▸ Problem requirements: Every line below that includes "title" counts toward the total. Report that total alone.

▸ The input:
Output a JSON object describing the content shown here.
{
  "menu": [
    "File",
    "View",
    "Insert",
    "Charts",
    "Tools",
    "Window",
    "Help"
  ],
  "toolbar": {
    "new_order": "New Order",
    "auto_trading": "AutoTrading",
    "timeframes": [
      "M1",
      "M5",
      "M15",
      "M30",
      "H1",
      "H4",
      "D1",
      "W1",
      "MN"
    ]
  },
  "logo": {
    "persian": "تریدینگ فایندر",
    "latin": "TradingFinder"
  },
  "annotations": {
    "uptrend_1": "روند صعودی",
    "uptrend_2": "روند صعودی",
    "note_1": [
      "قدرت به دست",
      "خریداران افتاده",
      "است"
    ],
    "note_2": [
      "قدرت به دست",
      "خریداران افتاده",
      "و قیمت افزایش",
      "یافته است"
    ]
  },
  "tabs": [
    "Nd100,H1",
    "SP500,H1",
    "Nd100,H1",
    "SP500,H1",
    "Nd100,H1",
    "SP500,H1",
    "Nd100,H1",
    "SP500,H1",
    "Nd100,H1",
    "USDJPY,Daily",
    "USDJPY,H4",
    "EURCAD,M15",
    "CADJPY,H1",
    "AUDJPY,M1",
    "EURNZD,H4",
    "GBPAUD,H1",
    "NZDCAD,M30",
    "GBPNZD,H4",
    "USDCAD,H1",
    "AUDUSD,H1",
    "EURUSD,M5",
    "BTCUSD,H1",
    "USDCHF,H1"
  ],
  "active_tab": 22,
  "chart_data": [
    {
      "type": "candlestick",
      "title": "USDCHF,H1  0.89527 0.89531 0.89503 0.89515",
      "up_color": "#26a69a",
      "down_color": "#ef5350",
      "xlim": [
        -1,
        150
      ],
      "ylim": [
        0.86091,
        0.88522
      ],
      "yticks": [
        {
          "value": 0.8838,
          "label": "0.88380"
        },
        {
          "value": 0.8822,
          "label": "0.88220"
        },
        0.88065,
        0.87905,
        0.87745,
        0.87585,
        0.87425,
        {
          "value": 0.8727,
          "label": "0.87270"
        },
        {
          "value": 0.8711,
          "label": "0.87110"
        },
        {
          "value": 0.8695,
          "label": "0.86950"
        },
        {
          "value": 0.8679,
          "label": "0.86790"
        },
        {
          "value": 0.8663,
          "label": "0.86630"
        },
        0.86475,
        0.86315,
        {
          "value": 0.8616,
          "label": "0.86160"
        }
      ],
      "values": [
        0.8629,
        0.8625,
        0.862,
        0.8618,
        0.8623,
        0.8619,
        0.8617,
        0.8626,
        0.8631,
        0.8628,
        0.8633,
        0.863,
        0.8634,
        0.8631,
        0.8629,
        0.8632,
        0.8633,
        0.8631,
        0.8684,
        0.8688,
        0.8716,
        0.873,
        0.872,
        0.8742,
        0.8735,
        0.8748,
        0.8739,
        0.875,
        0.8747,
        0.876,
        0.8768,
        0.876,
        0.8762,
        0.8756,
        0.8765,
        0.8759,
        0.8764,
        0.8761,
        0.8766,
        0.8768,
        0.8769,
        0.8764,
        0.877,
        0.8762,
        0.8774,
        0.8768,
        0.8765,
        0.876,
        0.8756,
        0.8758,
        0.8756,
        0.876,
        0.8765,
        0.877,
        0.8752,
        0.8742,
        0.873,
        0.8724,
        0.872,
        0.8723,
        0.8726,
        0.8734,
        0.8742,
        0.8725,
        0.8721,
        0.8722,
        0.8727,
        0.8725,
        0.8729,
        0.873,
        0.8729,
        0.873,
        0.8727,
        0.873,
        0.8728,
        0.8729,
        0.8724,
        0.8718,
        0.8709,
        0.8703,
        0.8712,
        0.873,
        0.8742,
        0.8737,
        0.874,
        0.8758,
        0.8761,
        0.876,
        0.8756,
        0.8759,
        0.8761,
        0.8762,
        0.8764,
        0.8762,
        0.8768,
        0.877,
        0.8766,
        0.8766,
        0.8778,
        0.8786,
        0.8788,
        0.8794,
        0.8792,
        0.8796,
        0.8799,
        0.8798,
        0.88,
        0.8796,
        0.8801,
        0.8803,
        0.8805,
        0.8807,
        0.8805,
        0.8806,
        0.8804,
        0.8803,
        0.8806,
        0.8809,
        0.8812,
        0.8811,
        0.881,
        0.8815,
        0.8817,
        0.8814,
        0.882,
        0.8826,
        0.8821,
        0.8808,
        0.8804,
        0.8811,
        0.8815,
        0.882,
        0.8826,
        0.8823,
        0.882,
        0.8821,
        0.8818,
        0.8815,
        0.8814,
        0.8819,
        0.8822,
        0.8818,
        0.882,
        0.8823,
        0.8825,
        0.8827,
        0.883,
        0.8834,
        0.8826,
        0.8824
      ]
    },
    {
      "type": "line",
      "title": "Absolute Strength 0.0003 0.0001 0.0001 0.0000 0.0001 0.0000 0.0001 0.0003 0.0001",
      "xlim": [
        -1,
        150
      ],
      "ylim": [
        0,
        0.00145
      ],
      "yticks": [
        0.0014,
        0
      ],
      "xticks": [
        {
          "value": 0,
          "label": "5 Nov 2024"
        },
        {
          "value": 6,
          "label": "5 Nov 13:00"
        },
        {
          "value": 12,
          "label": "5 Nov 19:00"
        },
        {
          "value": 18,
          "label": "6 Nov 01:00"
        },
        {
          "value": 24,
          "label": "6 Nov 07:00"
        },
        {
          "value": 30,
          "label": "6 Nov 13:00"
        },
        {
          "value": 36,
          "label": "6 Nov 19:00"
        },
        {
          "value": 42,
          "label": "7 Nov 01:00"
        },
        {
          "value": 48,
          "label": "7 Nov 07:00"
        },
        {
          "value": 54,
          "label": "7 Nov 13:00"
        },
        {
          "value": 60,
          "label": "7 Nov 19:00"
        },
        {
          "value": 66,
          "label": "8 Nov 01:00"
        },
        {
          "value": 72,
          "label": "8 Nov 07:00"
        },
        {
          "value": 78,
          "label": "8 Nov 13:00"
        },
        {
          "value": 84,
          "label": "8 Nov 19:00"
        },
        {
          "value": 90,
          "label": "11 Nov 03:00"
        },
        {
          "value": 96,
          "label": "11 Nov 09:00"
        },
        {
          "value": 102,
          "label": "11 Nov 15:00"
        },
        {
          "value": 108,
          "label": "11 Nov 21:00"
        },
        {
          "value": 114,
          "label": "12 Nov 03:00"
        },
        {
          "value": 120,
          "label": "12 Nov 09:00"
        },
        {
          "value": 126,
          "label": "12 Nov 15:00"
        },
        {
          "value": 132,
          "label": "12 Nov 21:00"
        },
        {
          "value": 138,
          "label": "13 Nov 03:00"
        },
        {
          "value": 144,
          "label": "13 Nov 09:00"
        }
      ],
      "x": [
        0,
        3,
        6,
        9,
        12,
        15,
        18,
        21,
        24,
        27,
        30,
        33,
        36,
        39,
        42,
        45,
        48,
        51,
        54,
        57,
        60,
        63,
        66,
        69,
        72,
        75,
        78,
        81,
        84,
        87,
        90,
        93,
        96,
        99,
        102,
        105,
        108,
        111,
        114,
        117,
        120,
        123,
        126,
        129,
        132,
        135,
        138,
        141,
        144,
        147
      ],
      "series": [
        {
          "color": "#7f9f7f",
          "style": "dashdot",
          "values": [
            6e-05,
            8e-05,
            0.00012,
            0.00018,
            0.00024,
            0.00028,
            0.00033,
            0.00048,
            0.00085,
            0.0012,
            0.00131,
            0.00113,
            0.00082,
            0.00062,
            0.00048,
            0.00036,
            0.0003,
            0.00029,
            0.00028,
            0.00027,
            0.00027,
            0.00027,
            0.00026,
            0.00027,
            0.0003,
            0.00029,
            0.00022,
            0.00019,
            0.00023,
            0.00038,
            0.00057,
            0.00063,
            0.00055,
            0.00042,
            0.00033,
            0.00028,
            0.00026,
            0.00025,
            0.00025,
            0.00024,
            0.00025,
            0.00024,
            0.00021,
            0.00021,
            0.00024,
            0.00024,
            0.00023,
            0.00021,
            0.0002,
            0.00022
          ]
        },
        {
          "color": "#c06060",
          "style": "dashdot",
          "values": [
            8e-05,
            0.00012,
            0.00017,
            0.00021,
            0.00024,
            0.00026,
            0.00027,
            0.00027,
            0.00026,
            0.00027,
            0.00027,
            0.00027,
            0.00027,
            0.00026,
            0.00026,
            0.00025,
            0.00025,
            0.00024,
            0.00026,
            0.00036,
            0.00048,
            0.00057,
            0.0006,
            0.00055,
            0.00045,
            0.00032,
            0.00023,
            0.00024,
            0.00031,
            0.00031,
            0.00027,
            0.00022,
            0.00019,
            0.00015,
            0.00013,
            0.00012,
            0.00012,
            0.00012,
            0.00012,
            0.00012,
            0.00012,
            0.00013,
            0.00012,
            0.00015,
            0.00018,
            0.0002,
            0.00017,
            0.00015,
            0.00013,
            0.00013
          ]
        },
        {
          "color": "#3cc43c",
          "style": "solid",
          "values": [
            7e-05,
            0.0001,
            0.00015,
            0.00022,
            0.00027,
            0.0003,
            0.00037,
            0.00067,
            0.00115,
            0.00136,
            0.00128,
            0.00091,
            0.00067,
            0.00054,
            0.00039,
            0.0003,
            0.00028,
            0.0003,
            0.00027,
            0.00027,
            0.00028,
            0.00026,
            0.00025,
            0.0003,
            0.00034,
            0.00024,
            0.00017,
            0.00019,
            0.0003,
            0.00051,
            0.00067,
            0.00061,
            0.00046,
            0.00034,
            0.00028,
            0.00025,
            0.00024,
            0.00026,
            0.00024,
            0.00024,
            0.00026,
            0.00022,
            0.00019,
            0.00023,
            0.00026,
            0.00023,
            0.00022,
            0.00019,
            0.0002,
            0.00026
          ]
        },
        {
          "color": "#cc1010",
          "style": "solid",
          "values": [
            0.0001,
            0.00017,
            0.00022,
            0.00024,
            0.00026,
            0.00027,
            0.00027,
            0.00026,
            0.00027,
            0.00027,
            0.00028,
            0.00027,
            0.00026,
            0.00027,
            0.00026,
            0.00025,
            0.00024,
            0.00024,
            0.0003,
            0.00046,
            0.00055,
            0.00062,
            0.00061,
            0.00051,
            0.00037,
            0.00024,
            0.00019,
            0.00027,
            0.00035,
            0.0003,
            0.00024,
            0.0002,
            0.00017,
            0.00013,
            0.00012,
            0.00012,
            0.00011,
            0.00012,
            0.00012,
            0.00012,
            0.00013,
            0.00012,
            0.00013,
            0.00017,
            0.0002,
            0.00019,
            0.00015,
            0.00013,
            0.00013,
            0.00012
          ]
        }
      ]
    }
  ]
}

▸ Response for this exercise: 2